PASSAGE PROVIDED section start

  • hpaste.org. Eric Mertens announced 'hpaste', the Haskell Pastebin. Developed over a few days by many of the members of the Haskell irc channel, it provies a reliable paste bot with Haskell-specific capabilities.

2007-01-09

  • Happy: LALR(1) parser generator. Simon Marlow announced version 1.16 of Happy, the parser generator system for Haskell. Changes from version 1.15 to 1.16 include switching to Cabal, a new %error directive, new production forms, and attribute grammar support. Happy version 1.16 is required for building GHC version 6.6 and later.

  • Alex: lexical analyser generator. Simon Marlow announced version 2.1.0 of Alex. Changes in Alex 2.1.0 vs. 2.0.1 include switching to Cabal, and slight changes to the error semantics.

  • rdtsc: reading IA-32 time register. Martin Grabmueller announced version 1.0 of package rdtsc has just been released. This small package contains one module called 'Rdtsc.Rdtsc', providing the function 'rdtsc' for accessing the 'rdtsc' machine register on modern IA-32 processors. This is a 64-bit counter which counts the number of processor cycles since the machine has been powered up. Using this instruction, you can make very precise time measurements which are independent of the actual CPU frequency.

  • monadLib 3.0. Iavor Diatchki announced a new version of monadLib, a collection of standard monad implementations. Some of the changes compared to the previous version: the whole library is in a single module MonadLib.hs (~500 lines); simpler and more symmetric API; removed the (generic) monadic combinators; removed the search transformer; rewrote some transformers in the 'traditional' way (exceptions and output); there is an optional module that defines base monads corresponding to each transformer.

  • Shellac 0.6. Robert Dockins announced a simultaneously release of the following related packages: Shellac 0.6 Shellac-readline 0.3 and Shellac-vty 0.1. Shellac is a framework for building read-eval-print style shells which uses configurable backend plugins. The major new feature of this release is the new Shellac-vty backend package, which uses the new Vty library terminal I/O directly. It currently has basic line editing keybindings, paging, and a command history. The main package and Shellac-readline updates consist of minor API updates.

  • IntelliJIDEA for Haskell. Tony Morris announced syntax highlighting support for Haskell in IntellijIDEA, released under a BSD licence.
PASSAGE PROVIDED section end
- **TASK OBJECTIVE**: Please pick up the list of Haskell release announcements above and continue it after its last item, the one on IntelliJIDEA.
EXTRACTED DATA section start
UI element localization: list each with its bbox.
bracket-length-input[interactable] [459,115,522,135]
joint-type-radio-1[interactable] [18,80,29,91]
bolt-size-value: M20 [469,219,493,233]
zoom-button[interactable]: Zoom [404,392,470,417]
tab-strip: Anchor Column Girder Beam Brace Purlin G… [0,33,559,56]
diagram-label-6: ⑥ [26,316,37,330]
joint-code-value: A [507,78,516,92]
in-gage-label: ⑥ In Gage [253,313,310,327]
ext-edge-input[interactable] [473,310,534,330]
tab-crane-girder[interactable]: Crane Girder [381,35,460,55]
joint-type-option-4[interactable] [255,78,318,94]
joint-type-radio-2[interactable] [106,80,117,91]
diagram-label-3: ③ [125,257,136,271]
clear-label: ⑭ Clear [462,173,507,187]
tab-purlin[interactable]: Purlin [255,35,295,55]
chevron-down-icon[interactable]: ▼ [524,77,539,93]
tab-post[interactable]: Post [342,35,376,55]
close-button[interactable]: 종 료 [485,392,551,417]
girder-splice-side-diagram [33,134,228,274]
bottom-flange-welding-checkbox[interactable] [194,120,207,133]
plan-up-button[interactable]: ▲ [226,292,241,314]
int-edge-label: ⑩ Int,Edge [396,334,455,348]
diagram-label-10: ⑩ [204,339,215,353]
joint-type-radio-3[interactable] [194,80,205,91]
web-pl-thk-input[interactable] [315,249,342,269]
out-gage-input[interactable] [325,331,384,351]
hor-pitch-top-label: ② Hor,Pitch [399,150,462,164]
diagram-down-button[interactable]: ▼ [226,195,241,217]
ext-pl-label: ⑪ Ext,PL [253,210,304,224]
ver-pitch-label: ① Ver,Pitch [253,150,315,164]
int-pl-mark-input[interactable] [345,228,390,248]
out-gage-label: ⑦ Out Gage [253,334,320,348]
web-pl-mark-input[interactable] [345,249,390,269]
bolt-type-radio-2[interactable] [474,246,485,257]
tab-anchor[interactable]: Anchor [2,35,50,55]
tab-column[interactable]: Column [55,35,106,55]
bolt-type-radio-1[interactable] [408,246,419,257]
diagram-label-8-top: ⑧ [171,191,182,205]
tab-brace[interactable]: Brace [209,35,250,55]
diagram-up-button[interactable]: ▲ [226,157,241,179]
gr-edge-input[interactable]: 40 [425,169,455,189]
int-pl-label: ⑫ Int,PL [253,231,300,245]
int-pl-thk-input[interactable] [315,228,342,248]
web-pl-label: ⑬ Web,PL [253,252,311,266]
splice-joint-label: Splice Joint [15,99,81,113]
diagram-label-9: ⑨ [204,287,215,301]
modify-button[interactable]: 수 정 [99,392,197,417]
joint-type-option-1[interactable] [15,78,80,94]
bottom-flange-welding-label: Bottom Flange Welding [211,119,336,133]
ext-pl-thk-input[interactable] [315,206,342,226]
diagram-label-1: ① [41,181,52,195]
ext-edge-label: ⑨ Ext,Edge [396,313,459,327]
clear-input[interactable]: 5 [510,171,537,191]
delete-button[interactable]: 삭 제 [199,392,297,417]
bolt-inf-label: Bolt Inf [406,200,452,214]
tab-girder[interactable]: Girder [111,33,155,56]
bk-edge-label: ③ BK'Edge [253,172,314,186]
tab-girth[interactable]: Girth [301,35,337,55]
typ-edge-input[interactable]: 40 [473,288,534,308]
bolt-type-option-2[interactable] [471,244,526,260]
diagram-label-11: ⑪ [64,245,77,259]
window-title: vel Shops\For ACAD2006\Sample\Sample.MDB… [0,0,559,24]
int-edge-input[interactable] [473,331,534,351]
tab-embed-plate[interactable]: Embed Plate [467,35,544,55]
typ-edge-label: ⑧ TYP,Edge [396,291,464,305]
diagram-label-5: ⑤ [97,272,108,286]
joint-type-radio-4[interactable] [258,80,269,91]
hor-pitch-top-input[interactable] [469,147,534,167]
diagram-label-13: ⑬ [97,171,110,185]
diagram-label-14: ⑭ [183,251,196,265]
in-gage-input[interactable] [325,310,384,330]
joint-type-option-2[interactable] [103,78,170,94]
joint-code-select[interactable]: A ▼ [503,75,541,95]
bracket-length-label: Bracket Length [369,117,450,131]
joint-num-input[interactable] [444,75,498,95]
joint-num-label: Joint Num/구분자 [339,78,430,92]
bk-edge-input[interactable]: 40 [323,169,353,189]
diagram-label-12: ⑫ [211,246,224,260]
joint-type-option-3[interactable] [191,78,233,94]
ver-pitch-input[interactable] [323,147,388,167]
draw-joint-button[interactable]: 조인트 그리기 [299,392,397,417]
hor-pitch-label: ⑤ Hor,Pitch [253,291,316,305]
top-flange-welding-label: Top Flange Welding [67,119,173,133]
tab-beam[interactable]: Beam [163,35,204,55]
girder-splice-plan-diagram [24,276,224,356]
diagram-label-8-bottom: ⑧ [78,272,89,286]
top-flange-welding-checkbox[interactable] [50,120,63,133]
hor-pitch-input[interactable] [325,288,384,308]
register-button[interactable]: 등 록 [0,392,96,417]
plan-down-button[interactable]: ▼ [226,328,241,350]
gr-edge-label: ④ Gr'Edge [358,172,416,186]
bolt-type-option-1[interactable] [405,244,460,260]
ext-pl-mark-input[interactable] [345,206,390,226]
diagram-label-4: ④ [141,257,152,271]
EXTRACTED DATA section end
- **RESPONSE TO THE TASK**:
  • Yampa + GADT for GHC 6.6. Joel Reymont announced a cabalized version of Yampa + GADT for GHC 6.6. Joel also sought comments on cabalisation, testing and example for this package.

  • HNOP. Ashley Yakeley updated the status of HNOP, the Haskell library for doing nothing. It has recently been split into two Cabal packages: 'nop', a library of no-op services, and 'hnop', a program that uses nop to do nothing. Both packages can be found in darcs. The two packages are intended to be templates for Cabal projects, so I'm interested in making them as canonical and 'best practices' for packaging libraries and executables.

2007-01-02

  • hscolour-1.6. Malcolm Wallace announced HsColour, a popular syntax-highlighter for Haskell code. It can generate ANSI terminal colour codes, HTML, and CSS, and can insert hyperlink anchors for function definitions (useful in conjunction with Haddock). HsColour-1.6 is now available. The major addition is a new LaTeX output mode.

  • Dimensional: Statically checked physical dimensions. Björn Buckwalter announced version 0.1 of Dimensional, a module for statically checked physical dimensions. The module facilitates calculations with physical quantities while statically preventing e.g. addition of quantities with differing physical dimensions.

  • vty 2.0. Stefan O'Rear announced a new major version of vty. Differences from 1.0 include: vty now uses a record type for attributes, instead of bitfields in an Int; vty now supports setting background colors; you can now explicitly specify 'default' colors; vty now supports Unicode characters on output, automatically setting and resetting UTF-8 mode.

  • 'Lambda Revolution' tshirts. Paul Johnson announced the creation of a new Haskell tshirt, on the theme of 'The Lambda Revolution'. Tshirts are available from CafePress, and the designs are freely available.